— Written task —
Filter the records below down to lines containing "time".

____ Input rows

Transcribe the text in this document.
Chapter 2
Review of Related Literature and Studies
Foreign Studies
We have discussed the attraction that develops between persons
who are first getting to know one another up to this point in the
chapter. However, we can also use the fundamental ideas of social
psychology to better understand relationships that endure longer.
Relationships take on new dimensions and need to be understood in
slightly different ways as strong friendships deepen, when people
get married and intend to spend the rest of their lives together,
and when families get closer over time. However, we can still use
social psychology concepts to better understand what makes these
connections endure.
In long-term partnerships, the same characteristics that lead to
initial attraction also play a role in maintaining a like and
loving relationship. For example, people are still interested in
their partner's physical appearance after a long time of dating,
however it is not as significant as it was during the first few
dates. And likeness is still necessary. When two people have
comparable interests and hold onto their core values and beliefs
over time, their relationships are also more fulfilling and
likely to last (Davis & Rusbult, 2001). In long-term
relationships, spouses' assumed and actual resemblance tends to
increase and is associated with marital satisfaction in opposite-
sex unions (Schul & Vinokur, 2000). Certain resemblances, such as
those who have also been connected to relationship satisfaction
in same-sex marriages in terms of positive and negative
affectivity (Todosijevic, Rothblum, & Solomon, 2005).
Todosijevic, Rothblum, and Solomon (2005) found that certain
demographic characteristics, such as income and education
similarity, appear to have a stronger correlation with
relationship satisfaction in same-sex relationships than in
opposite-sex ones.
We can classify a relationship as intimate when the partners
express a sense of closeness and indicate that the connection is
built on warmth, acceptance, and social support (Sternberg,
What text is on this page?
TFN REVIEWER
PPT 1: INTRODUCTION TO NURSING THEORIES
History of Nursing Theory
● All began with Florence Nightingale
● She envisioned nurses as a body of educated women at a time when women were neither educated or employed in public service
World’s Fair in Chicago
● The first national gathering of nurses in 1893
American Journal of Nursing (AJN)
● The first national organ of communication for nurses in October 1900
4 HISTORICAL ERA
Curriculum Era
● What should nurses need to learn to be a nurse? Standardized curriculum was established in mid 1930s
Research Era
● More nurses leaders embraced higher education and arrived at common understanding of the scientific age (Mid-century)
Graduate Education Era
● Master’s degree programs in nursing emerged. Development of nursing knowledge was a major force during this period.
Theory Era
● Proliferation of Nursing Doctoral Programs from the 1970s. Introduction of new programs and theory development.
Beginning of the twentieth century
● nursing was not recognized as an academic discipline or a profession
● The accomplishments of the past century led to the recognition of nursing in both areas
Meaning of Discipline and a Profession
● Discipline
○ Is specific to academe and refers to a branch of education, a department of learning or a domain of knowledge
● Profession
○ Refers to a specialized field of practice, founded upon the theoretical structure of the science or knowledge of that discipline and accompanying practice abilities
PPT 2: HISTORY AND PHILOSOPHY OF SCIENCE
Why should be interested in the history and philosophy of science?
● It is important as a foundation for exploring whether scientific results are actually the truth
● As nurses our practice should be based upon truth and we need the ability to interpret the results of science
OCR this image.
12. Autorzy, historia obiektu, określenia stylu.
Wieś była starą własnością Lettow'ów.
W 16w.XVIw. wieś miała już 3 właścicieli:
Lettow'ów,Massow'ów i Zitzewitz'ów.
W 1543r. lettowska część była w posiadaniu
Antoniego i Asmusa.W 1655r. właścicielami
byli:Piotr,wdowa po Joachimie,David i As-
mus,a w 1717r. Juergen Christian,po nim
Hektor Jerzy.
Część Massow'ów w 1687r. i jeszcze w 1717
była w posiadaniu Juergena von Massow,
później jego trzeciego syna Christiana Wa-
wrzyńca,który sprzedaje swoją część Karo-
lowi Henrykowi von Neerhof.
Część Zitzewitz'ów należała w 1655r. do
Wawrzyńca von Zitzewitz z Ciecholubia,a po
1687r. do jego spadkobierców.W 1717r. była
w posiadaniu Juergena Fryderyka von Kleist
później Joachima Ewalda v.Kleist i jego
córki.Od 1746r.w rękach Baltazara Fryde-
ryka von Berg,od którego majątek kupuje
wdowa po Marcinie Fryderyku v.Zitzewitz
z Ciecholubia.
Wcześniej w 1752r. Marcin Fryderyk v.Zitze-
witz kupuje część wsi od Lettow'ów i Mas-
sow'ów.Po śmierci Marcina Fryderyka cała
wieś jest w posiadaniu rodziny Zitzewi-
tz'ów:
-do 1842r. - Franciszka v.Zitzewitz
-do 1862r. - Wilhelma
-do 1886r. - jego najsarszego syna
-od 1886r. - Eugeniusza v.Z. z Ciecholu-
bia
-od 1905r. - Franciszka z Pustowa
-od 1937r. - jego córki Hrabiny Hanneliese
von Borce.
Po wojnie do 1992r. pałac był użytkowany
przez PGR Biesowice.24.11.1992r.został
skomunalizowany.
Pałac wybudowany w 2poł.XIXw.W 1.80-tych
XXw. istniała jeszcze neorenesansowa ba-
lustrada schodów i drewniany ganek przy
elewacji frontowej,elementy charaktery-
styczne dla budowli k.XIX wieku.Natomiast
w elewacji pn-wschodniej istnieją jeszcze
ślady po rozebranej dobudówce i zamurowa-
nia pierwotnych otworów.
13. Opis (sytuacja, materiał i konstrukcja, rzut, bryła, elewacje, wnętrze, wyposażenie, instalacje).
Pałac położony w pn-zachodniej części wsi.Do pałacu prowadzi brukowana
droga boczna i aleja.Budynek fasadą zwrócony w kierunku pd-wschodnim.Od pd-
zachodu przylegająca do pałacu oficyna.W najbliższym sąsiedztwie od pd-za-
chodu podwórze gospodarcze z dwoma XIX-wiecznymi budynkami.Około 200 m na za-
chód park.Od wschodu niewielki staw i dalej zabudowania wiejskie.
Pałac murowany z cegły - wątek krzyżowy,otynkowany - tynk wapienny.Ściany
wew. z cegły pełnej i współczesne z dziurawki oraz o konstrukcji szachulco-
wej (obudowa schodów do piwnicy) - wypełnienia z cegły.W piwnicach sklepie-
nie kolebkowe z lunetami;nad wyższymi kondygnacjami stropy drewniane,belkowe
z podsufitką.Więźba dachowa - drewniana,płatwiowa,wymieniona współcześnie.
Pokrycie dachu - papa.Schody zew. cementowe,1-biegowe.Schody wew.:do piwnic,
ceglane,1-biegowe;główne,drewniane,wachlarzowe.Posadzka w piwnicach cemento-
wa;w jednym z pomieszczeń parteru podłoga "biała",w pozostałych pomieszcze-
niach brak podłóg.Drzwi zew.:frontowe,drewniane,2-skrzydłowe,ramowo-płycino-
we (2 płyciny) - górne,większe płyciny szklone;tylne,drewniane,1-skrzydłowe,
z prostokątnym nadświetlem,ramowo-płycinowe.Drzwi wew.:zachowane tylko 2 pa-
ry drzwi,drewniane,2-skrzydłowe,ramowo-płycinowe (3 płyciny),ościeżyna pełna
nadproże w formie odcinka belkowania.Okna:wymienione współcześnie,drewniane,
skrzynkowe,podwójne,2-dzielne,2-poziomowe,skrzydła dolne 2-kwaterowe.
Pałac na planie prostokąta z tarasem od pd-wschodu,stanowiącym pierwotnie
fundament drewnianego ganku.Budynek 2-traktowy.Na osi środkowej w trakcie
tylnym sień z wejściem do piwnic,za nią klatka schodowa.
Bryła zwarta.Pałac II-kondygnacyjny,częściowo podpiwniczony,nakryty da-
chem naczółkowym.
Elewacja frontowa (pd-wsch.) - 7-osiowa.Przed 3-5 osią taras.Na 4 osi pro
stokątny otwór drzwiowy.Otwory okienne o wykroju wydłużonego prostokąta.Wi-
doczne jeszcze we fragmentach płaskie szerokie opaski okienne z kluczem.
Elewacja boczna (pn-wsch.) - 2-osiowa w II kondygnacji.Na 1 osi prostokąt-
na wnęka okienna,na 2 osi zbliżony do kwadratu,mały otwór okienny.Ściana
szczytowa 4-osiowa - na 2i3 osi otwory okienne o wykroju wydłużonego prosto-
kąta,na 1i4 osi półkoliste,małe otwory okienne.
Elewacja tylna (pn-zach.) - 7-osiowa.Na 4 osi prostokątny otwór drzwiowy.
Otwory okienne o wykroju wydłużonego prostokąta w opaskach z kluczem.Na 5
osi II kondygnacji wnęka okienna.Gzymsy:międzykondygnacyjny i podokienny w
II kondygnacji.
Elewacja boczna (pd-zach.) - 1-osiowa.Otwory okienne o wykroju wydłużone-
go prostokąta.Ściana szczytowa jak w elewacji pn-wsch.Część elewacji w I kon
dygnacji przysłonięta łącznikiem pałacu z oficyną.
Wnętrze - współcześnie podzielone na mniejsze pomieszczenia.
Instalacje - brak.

________

— Answer to the problem —
and when families get closer over time. However, we can still use
their partner's physical appearance after a long time of dating,
over time, their relationships are also more fulfilling and
● She envisioned nurses as a body of educated women at a time when women were neither educated or employed in public service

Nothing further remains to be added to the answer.